(Data records)

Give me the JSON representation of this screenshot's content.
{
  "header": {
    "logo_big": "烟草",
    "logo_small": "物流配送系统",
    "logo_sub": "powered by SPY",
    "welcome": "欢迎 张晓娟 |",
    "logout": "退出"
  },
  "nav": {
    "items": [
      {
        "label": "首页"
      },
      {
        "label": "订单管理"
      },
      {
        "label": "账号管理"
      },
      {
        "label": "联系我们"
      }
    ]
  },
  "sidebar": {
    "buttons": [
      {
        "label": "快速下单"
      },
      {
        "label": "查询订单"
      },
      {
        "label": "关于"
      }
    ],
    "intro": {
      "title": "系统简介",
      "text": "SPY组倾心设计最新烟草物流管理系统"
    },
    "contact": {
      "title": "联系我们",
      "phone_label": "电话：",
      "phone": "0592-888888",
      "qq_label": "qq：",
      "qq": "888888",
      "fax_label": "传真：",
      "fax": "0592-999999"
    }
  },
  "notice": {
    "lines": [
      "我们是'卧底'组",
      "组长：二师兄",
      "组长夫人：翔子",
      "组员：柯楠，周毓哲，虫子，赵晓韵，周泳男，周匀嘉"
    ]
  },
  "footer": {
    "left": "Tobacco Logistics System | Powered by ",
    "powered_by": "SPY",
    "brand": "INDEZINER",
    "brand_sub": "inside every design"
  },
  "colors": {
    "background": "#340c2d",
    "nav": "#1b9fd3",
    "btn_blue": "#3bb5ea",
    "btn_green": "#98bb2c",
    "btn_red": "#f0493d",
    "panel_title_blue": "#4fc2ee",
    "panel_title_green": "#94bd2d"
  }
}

§ **THE PROBLEM**
Return all of the entries exactly as they were supplied.

§ **SOLUTION FOR THIS PROBLEM**
Give me the JSON representation of this screenshot's content.
{
  "header": {
    "logo_big": "烟草",
    "logo_small": "物流配送系统",
    "logo_sub": "powered by SPY",
    "welcome": "欢迎 张晓娟 |",
    "logout": "退出"
  },
  "nav": {
    "items": [
      {
        "label": "首页"
      },
      {
        "label": "订单管理"
      },
      {
        "label": "账号管理"
      },
      {
        "label": "联系我们"
      }
    ]
  },
  "sidebar": {
    "buttons": [
      {
        "label": "快速下单"
      },
      {
        "label": "查询订单"
      },
      {
        "label": "关于"
      }
    ],
    "intro": {
      "title": "系统简介",
      "text": "SPY组倾心设计最新烟草物流管理系统"
    },
    "contact": {
      "title": "联系我们",
      "phone_label": "电话：",
      "phone": "0592-888888",
      "qq_label": "qq：",
      "qq": "888888",
      "fax_label": "传真：",
      "fax": "0592-999999"
    }
  },
  "notice": {
    "lines": [
      "我们是'卧底'组",
      "组长：二师兄",
      "组长夫人：翔子",
      "组员：柯楠，周毓哲，虫子，赵晓韵，周泳男，周匀嘉"
    ]
  },
  "footer": {
    "left": "Tobacco Logistics System | Powered by ",
    "powered_by": "SPY",
    "brand": "INDEZINER",
    "brand_sub": "inside every design"
  },
  "colors": {
    "background": "#340c2d",
    "nav": "#1b9fd3",
    "btn_blue": "#3bb5ea",
    "btn_green": "#98bb2c",
    "btn_red": "#f0493d",
    "panel_title_blue": "#4fc2ee",
    "panel_title_green": "#94bd2d"
  }
}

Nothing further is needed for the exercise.